Copy the material word for word, from the line with "List every element" to the line with "264, 145, 276]", including both of those lines.

------------------------------------------------------------

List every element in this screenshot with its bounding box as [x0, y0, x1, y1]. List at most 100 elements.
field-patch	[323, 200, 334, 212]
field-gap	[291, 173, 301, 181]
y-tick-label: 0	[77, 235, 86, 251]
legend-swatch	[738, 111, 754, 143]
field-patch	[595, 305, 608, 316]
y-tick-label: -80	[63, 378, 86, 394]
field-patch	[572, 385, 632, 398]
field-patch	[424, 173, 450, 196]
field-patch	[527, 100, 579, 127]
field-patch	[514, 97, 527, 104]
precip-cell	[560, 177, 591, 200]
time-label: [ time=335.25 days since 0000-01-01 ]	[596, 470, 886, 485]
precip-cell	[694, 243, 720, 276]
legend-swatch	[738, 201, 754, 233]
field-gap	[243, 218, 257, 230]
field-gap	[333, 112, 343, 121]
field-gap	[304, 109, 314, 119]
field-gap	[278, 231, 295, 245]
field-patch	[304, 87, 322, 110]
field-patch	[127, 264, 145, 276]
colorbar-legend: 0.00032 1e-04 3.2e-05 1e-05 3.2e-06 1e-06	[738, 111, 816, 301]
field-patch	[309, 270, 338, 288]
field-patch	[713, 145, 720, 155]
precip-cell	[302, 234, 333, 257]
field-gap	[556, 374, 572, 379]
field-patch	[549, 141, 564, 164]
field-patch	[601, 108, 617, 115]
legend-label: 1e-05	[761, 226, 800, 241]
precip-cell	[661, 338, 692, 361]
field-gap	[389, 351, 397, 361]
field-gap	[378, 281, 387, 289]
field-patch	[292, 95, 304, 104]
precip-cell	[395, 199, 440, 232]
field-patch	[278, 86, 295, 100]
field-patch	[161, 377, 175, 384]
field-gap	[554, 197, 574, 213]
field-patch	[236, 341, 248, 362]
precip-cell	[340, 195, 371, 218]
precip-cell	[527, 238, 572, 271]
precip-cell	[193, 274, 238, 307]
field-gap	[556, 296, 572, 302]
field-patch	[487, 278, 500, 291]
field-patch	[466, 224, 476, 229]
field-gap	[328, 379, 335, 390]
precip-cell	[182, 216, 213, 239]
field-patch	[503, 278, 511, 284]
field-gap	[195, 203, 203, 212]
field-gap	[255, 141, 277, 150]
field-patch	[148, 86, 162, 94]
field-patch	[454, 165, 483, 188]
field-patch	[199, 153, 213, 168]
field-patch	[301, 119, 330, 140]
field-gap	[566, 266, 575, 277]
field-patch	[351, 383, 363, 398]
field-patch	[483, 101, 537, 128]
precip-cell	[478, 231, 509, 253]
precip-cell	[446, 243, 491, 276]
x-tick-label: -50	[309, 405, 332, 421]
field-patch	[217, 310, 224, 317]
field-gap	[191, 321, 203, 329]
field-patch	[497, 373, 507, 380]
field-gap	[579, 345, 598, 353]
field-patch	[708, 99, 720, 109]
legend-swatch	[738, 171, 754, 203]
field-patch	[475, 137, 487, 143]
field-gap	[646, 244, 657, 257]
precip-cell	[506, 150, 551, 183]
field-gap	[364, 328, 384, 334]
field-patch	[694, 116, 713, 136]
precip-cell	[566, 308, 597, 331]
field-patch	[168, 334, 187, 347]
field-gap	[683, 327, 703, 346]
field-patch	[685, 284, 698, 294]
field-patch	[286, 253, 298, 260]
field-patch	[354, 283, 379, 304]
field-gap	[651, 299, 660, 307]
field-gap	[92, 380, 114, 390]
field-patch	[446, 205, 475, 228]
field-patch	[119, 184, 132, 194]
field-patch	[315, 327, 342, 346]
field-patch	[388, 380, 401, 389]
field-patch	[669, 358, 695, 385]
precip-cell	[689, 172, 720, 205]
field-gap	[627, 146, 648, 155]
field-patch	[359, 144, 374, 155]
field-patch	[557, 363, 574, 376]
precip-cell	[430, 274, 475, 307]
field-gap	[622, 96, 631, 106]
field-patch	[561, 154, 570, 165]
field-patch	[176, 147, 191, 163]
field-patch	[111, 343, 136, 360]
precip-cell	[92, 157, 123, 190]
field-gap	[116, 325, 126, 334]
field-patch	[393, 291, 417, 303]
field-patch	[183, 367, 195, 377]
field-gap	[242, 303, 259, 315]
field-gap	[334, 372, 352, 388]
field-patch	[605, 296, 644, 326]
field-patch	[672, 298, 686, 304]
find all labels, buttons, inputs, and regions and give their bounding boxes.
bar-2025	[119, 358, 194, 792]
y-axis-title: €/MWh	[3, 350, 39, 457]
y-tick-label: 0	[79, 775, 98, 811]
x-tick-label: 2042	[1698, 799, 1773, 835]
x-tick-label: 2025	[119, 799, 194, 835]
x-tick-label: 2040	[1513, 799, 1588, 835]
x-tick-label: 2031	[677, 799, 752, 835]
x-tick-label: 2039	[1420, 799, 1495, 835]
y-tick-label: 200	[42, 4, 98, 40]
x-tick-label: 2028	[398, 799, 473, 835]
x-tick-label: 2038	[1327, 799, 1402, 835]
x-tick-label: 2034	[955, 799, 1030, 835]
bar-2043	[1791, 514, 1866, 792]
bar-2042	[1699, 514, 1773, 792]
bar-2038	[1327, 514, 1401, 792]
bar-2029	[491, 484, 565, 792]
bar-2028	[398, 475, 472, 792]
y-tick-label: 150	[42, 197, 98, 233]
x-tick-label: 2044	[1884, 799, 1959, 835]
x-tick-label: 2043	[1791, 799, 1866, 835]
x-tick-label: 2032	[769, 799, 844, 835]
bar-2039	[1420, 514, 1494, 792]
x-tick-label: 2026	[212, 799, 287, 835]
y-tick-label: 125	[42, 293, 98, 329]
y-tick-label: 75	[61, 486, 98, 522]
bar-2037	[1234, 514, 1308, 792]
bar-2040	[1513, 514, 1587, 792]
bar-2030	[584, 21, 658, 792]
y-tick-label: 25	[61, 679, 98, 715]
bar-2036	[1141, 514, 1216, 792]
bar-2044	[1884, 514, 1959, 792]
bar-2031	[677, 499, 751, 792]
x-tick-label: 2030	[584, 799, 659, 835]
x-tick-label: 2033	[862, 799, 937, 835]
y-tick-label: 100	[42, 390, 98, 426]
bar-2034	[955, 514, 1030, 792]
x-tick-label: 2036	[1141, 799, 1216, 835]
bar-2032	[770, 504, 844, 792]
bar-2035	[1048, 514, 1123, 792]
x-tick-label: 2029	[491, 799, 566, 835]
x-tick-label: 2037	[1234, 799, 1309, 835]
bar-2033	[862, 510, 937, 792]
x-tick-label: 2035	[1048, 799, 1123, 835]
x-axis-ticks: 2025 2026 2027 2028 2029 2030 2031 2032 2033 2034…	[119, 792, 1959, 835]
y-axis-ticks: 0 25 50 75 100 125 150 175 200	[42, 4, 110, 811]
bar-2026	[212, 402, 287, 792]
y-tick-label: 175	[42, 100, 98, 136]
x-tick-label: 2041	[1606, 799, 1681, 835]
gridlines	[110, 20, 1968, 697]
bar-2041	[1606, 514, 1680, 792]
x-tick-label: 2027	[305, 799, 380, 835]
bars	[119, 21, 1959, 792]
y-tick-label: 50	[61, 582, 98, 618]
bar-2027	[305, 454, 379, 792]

------------------------------------------------------------

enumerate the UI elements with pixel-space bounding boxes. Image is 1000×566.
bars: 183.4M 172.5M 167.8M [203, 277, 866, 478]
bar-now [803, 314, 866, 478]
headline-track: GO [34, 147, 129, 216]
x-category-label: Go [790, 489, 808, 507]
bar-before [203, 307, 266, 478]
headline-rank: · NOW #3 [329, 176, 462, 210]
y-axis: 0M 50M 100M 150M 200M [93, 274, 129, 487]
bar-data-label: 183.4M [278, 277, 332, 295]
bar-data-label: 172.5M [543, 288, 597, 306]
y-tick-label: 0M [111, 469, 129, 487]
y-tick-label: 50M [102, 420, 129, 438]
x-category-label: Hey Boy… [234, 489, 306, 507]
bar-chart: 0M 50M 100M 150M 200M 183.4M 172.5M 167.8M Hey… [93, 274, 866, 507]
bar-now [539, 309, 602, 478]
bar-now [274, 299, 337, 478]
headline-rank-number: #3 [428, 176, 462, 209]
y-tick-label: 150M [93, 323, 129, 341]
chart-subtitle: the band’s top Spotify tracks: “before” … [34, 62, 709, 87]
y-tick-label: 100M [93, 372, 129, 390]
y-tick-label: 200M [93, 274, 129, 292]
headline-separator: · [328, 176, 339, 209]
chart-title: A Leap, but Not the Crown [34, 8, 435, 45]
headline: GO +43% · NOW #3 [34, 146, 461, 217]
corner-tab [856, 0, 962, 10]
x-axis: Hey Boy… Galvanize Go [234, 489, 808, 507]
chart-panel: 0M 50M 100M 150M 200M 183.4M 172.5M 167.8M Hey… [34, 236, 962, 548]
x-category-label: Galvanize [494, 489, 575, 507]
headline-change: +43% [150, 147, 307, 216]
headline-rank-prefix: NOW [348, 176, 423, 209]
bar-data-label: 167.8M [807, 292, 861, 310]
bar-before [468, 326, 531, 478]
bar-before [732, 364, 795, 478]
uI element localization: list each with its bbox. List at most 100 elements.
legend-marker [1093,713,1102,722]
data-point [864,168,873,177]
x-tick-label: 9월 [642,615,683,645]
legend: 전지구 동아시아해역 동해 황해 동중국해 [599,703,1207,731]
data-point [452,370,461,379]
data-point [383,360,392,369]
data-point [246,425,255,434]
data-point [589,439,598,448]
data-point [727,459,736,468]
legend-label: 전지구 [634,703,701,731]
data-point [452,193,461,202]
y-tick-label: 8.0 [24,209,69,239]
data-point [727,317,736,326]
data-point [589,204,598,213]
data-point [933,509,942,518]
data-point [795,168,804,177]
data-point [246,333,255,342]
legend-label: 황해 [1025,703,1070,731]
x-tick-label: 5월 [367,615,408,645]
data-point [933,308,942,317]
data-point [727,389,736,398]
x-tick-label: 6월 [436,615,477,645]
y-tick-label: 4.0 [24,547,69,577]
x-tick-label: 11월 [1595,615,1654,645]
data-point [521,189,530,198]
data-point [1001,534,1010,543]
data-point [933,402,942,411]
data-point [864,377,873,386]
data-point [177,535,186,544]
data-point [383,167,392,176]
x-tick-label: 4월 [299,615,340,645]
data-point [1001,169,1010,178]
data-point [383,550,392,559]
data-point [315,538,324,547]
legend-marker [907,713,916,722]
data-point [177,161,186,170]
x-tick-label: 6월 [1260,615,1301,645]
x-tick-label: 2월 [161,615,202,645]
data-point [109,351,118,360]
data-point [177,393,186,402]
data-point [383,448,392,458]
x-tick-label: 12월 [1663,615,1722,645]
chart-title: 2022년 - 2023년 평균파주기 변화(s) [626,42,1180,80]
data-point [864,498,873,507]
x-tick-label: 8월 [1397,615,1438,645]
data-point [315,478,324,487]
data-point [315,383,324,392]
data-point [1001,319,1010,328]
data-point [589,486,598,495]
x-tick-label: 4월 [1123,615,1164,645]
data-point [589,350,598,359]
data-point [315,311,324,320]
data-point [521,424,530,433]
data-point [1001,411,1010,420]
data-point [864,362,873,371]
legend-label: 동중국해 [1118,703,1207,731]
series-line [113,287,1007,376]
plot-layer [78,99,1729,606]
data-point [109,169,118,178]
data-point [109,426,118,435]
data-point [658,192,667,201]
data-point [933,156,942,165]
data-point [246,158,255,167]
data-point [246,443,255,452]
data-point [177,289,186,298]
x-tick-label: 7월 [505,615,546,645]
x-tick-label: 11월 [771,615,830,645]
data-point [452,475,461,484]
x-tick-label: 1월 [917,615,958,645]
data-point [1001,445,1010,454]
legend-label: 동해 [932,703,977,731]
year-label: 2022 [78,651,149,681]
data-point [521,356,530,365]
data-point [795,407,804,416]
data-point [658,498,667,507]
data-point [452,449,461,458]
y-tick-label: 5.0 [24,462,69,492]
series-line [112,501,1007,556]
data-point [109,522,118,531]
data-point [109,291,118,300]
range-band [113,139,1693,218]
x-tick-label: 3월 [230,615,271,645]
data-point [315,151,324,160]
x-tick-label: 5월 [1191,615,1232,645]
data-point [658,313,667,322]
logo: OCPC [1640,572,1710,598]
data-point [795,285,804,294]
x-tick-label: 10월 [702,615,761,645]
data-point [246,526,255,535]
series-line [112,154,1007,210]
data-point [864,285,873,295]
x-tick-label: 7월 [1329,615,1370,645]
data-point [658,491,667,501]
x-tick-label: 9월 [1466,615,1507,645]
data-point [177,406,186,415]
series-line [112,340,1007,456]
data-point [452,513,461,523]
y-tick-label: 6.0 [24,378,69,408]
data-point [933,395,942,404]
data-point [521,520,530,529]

------------------------------------------------------------

• Result below:
List every element in this screenshot with its bounding box as [x0, y0, x1, y1]. List at most 100 elements.
field-patch	[323, 200, 334, 212]
field-gap	[291, 173, 301, 181]
y-tick-label: 0	[77, 235, 86, 251]
legend-swatch	[738, 111, 754, 143]
field-patch	[595, 305, 608, 316]
y-tick-label: -80	[63, 378, 86, 394]
field-patch	[572, 385, 632, 398]
field-patch	[424, 173, 450, 196]
field-patch	[527, 100, 579, 127]
field-patch	[514, 97, 527, 104]
precip-cell	[560, 177, 591, 200]
time-label: [ time=335.25 days since 0000-01-01 ]	[596, 470, 886, 485]
precip-cell	[694, 243, 720, 276]
legend-swatch	[738, 201, 754, 233]
field-gap	[243, 218, 257, 230]
field-gap	[333, 112, 343, 121]
field-gap	[304, 109, 314, 119]
field-gap	[278, 231, 295, 245]
field-patch	[304, 87, 322, 110]
field-patch	[127, 264, 145, 276]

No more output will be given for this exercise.